Transcribe the listing word for word.

— Provided entries —
-*-*-
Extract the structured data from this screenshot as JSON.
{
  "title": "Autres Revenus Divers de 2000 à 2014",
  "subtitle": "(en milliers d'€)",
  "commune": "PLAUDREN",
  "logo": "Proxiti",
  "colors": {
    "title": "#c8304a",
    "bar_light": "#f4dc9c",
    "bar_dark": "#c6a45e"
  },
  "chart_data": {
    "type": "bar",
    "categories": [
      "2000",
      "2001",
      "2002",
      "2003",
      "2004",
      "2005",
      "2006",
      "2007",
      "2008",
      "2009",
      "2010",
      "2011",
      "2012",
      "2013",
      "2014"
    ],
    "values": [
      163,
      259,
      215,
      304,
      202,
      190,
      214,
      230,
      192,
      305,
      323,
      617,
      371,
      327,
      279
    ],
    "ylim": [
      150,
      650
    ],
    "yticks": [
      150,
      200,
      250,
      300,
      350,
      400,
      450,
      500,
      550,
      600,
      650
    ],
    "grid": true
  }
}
-*-*-
— Response for this exercise —
Extract the structured data from this screenshot as JSON.
{
  "title": "Autres Revenus Divers de 2000 à 2014",
  "subtitle": "(en milliers d'€)",
  "commune": "PLAUDREN",
  "logo": "Proxiti",
  "colors": {
    "title": "#c8304a",
    "bar_light": "#f4dc9c",
    "bar_dark": "#c6a45e"
  },
  "chart_data": {
    "type": "bar",
    "categories": [
      "2000",
      "2001",
      "2002",
      "2003",
      "2004",
      "2005",
      "2006",
      "2007",
      "2008",
      "2009",
      "2010",
      "2011",
      "2012",
      "2013",
      "2014"
    ],
    "values": [
      163,
      259,
      215,
      304,
      202,
      190,
      214,
      230,
      192,
      305,
      323,
      617,
      371,
      327,
      279
    ],
    "ylim": [
      150,
      650
    ],
    "yticks": [
      150,
      200,
      250,
      300,
      350,
      400,
      450,
      500,
      550,
      600,
      650
    ],
    "grid": true
  }
}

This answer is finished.